— begin EXCERPTED RECORDS —

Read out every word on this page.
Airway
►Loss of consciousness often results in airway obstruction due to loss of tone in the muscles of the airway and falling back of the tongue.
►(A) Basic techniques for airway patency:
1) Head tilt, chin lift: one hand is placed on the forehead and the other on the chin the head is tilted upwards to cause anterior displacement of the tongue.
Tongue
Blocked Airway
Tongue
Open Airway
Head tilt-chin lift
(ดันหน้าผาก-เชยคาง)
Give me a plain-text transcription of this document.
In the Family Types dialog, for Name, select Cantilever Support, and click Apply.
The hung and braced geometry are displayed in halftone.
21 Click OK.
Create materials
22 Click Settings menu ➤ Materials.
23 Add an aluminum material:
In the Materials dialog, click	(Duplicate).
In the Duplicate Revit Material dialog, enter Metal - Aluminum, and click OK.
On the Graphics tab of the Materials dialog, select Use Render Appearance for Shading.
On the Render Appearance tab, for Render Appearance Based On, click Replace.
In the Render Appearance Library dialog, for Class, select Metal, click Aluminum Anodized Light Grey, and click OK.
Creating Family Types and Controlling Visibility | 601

— end EXCERPTED RECORDS —

Repeat every line of the material exactly as given.

Read out every word on this page.
Airway
►Loss of consciousness often results in airway obstruction due to loss of tone in the muscles of the airway and falling back of the tongue.
►(A) Basic techniques for airway patency:
1) Head tilt, chin lift: one hand is placed on the forehead and the other on the chin the head is tilted upwards to cause anterior displacement of the tongue.
Tongue
Blocked Airway
Tongue
Open Airway
Head tilt-chin lift
(ดันหน้าผาก-เชยคาง)
Give me a plain-text transcription of this document.
In the Family Types dialog, for Name, select Cantilever Support, and click Apply.
The hung and braced geometry are displayed in halftone.
21 Click OK.
Create materials
22 Click Settings menu ➤ Materials.
23 Add an aluminum material:
In the Materials dialog, click	(Duplicate).
In the Duplicate Revit Material dialog, enter Metal - Aluminum, and click OK.
On the Graphics tab of the Materials dialog, select Use Render Appearance for Shading.
On the Render Appearance tab, for Render Appearance Based On, click Replace.
In the Render Appearance Library dialog, for Class, select Metal, click Aluminum Anodized Light Grey, and click OK.
Creating Family Types and Controlling Visibility | 601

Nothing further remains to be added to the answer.